[Data excerpts]
········
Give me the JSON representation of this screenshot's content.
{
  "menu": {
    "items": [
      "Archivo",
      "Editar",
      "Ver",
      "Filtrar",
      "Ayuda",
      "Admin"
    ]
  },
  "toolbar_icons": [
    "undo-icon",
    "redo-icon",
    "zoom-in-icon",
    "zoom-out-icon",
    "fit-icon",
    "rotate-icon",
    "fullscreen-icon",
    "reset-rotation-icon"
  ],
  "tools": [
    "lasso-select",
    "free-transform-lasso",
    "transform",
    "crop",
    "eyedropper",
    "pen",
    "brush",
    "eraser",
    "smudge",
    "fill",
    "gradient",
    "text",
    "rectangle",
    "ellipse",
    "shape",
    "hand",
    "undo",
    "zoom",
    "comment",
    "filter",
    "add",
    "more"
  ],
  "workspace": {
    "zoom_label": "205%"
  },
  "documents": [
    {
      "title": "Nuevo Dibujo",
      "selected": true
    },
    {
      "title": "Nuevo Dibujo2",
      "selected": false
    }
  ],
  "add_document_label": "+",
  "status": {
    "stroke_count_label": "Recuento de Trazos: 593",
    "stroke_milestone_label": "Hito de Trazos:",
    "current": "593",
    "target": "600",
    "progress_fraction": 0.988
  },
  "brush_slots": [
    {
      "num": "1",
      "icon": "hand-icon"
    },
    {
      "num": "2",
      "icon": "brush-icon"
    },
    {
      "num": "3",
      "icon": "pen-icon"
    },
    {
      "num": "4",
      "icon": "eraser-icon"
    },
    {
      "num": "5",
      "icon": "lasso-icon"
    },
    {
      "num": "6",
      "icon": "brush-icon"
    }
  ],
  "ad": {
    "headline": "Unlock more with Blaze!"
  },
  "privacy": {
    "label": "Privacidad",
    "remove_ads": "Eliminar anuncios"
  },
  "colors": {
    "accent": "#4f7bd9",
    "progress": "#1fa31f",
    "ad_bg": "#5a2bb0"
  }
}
········
■ **TASK REQUIREMENTS**: The records above must be repeated exactly, every one of them.

■ **TASK ANSWER**:
Give me the JSON representation of this screenshot's content.
{
  "menu": {
    "items": [
      "Archivo",
      "Editar",
      "Ver",
      "Filtrar",
      "Ayuda",
      "Admin"
    ]
  },
  "toolbar_icons": [
    "undo-icon",
    "redo-icon",
    "zoom-in-icon",
    "zoom-out-icon",
    "fit-icon",
    "rotate-icon",
    "fullscreen-icon",
    "reset-rotation-icon"
  ],
  "tools": [
    "lasso-select",
    "free-transform-lasso",
    "transform",
    "crop",
    "eyedropper",
    "pen",
    "brush",
    "eraser",
    "smudge",
    "fill",
    "gradient",
    "text",
    "rectangle",
    "ellipse",
    "shape",
    "hand",
    "undo",
    "zoom",
    "comment",
    "filter",
    "add",
    "more"
  ],
  "workspace": {
    "zoom_label": "205%"
  },
  "documents": [
    {
      "title": "Nuevo Dibujo",
      "selected": true
    },
    {
      "title": "Nuevo Dibujo2",
      "selected": false
    }
  ],
  "add_document_label": "+",
  "status": {
    "stroke_count_label": "Recuento de Trazos: 593",
    "stroke_milestone_label": "Hito de Trazos:",
    "current": "593",
    "target": "600",
    "progress_fraction": 0.988
  },
  "brush_slots": [
    {
      "num": "1",
      "icon": "hand-icon"
    },
    {
      "num": "2",
      "icon": "brush-icon"
    },
    {
      "num": "3",
      "icon": "pen-icon"
    },
    {
      "num": "4",
      "icon": "eraser-icon"
    },
    {
      "num": "5",
      "icon": "lasso-icon"
    },
    {
      "num": "6",
      "icon": "brush-icon"
    }
  ],
  "ad": {
    "headline": "Unlock more with Blaze!"
  },
  "privacy": {
    "label": "Privacidad",
    "remove_ads": "Eliminar anuncios"
  },
  "colors": {
    "accent": "#4f7bd9",
    "progress": "#1fa31f",
    "ad_bg": "#5a2bb0"
  }
}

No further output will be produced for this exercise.